#### To do
Each entry below is to be printed verbatim.

Some records:
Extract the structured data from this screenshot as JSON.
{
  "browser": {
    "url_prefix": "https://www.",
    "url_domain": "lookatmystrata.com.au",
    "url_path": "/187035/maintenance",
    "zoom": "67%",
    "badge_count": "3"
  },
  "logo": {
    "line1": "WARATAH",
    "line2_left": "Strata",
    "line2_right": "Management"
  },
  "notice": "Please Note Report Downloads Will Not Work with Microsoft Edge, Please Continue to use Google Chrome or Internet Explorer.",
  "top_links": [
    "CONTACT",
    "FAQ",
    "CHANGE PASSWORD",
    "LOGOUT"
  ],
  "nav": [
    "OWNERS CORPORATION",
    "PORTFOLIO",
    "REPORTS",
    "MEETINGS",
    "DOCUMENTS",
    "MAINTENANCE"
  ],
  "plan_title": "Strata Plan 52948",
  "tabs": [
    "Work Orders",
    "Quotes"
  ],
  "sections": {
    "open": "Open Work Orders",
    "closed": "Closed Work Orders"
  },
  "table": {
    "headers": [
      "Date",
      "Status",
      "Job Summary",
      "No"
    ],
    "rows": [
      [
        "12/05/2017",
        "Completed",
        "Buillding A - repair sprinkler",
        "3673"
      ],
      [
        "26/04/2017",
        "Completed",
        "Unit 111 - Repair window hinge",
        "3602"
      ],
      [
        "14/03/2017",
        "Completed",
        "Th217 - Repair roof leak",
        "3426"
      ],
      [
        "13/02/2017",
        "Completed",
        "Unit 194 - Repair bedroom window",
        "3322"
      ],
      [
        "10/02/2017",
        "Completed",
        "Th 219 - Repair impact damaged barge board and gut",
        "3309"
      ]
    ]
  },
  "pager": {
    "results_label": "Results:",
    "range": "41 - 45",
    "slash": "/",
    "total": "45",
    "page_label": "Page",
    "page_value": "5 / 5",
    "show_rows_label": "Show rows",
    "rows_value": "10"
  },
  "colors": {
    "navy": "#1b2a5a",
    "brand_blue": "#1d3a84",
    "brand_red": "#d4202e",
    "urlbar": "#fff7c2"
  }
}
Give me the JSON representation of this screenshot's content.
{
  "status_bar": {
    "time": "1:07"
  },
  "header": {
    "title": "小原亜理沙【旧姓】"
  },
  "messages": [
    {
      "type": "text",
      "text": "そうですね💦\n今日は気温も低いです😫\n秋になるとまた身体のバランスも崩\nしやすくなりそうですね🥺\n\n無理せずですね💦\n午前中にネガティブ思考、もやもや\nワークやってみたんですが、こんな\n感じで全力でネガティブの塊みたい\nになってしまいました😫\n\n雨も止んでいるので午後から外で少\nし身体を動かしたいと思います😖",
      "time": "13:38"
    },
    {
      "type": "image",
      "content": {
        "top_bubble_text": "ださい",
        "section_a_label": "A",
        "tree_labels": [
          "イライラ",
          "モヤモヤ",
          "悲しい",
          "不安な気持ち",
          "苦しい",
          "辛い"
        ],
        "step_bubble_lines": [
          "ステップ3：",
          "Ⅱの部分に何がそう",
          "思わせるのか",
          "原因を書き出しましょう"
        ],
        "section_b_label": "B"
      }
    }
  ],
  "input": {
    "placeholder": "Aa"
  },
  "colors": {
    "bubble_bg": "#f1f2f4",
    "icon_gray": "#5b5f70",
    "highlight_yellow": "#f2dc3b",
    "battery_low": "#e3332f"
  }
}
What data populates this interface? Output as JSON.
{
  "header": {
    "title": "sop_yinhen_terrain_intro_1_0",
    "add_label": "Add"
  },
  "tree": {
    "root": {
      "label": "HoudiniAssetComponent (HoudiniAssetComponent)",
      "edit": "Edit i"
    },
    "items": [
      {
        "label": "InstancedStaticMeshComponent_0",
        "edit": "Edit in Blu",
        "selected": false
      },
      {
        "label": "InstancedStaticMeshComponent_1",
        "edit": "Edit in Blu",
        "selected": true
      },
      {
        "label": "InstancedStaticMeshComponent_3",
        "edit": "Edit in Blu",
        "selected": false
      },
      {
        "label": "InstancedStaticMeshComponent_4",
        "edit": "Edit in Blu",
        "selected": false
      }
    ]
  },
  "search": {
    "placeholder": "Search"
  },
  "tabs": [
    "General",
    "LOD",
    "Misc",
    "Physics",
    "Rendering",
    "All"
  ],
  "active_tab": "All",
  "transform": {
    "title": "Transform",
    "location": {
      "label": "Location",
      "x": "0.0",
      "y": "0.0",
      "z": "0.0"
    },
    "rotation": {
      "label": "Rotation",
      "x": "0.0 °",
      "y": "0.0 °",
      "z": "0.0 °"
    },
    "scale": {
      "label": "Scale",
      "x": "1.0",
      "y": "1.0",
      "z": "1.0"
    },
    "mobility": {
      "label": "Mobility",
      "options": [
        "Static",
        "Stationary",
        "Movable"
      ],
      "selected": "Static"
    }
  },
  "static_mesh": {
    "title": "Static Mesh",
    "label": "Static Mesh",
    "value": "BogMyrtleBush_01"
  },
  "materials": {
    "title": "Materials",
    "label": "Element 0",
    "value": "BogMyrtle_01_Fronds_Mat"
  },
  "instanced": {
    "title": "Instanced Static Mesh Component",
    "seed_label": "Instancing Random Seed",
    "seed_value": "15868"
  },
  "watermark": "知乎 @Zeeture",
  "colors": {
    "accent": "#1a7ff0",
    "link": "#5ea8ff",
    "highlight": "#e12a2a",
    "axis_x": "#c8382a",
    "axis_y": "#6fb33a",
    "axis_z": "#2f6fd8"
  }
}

#### Response
Extract the structured data from this screenshot as JSON.
{
  "browser": {
    "url_prefix": "https://www.",
    "url_domain": "lookatmystrata.com.au",
    "url_path": "/187035/maintenance",
    "zoom": "67%",
    "badge_count": "3"
  },
  "logo": {
    "line1": "WARATAH",
    "line2_left": "Strata",
    "line2_right": "Management"
  },
  "notice": "Please Note Report Downloads Will Not Work with Microsoft Edge, Please Continue to use Google Chrome or Internet Explorer.",
  "top_links": [
    "CONTACT",
    "FAQ",
    "CHANGE PASSWORD",
    "LOGOUT"
  ],
  "nav": [
    "OWNERS CORPORATION",
    "PORTFOLIO",
    "REPORTS",
    "MEETINGS",
    "DOCUMENTS",
    "MAINTENANCE"
  ],
  "plan_title": "Strata Plan 52948",
  "tabs": [
    "Work Orders",
    "Quotes"
  ],
  "sections": {
    "open": "Open Work Orders",
    "closed": "Closed Work Orders"
  },
  "table": {
    "headers": [
      "Date",
      "Status",
      "Job Summary",
      "No"
    ],
    "rows": [
      [
        "12/05/2017",
        "Completed",
        "Buillding A - repair sprinkler",
        "3673"
      ],
      [
        "26/04/2017",
        "Completed",
        "Unit 111 - Repair window hinge",
        "3602"
      ],
      [
        "14/03/2017",
        "Completed",
        "Th217 - Repair roof leak",
        "3426"
      ],
      [
        "13/02/2017",
        "Completed",
        "Unit 194 - Repair bedroom window",
        "3322"
      ],
      [
        "10/02/2017",
        "Completed",
        "Th 219 - Repair impact damaged barge board and gut",
        "3309"
      ]
    ]
  },
  "pager": {
    "results_label": "Results:",
    "range": "41 - 45",
    "slash": "/",
    "total": "45",
    "page_label": "Page",
    "page_value": "5 / 5",
    "show_rows_label": "Show rows",
    "rows_value": "10"
  },
  "colors": {
    "navy": "#1b2a5a",
    "brand_blue": "#1d3a84",
    "brand_red": "#d4202e",
    "urlbar": "#fff7c2"
  }
}
Give me the JSON representation of this screenshot's content.
{
  "status_bar": {
    "time": "1:07"
  },
  "header": {
    "title": "小原亜理沙【旧姓】"
  },
  "messages": [
    {
      "type": "text",
      "text": "そうですね💦\n今日は気温も低いです😫\n秋になるとまた身体のバランスも崩\nしやすくなりそうですね🥺\n\n無理せずですね💦\n午前中にネガティブ思考、もやもや\nワークやってみたんですが、こんな\n感じで全力でネガティブの塊みたい\nになってしまいました😫\n\n雨も止んでいるので午後から外で少\nし身体を動かしたいと思います😖",
      "time": "13:38"
    },
    {
      "type": "image",
      "content": {
        "top_bubble_text": "ださい",
        "section_a_label": "A",
        "tree_labels": [
          "イライラ",
          "モヤモヤ",
          "悲しい",
          "不安な気持ち",
          "苦しい",
          "辛い"
        ],
        "step_bubble_lines": [
          "ステップ3：",
          "Ⅱの部分に何がそう",
          "思わせるのか",
          "原因を書き出しましょう"
        ],
        "section_b_label": "B"
      }
    }
  ],
  "input": {
    "placeholder": "Aa"
  },
  "colors": {
    "bubble_bg": "#f1f2f4",
    "icon_gray": "#5b5f70",
    "highlight_yellow": "#f2dc3b",
    "battery_low": "#e3332f"
  }
}
What data populates this interface? Output as JSON.
{
  "header": {
    "title": "sop_yinhen_terrain_intro_1_0",
    "add_label": "Add"
  },
  "tree": {
    "root": {
      "label": "HoudiniAssetComponent (HoudiniAssetComponent)",
      "edit": "Edit i"
    },
    "items": [
      {
        "label": "InstancedStaticMeshComponent_0",
        "edit": "Edit in Blu",
        "selected": false
      },
      {
        "label": "InstancedStaticMeshComponent_1",
        "edit": "Edit in Blu",
        "selected": true
      },
      {
        "label": "InstancedStaticMeshComponent_3",
        "edit": "Edit in Blu",
        "selected": false
      },
      {
        "label": "InstancedStaticMeshComponent_4",
        "edit": "Edit in Blu",
        "selected": false
      }
    ]
  },
  "search": {
    "placeholder": "Search"
  },
  "tabs": [
    "General",
    "LOD",
    "Misc",
    "Physics",
    "Rendering",
    "All"
  ],
  "active_tab": "All",
  "transform": {
    "title": "Transform",
    "location": {
      "label": "Location",
      "x": "0.0",
      "y": "0.0",
      "z": "0.0"
    },
    "rotation": {
      "label": "Rotation",
      "x": "0.0 °",
      "y": "0.0 °",
      "z": "0.0 °"
    },
    "scale": {
      "label": "Scale",
      "x": "1.0",
      "y": "1.0",
      "z": "1.0"
    },
    "mobility": {
      "label": "Mobility",
      "options": [
        "Static",
        "Stationary",
        "Movable"
      ],
      "selected": "Static"
    }
  },
  "static_mesh": {
    "title": "Static Mesh",
    "label": "Static Mesh",
    "value": "BogMyrtleBush_01"
  },
  "materials": {
    "title": "Materials",
    "label": "Element 0",
    "value": "BogMyrtle_01_Fronds_Mat"
  },
  "instanced": {
    "title": "Instanced Static Mesh Component",
    "seed_label": "Instancing Random Seed",
    "seed_value": "15868"
  },
  "watermark": "知乎 @Zeeture",
  "colors": {
    "accent": "#1a7ff0",
    "link": "#5ea8ff",
    "highlight": "#e12a2a",
    "axis_x": "#c8382a",
    "axis_y": "#6fb33a",
    "axis_z": "#2f6fd8"
  }
}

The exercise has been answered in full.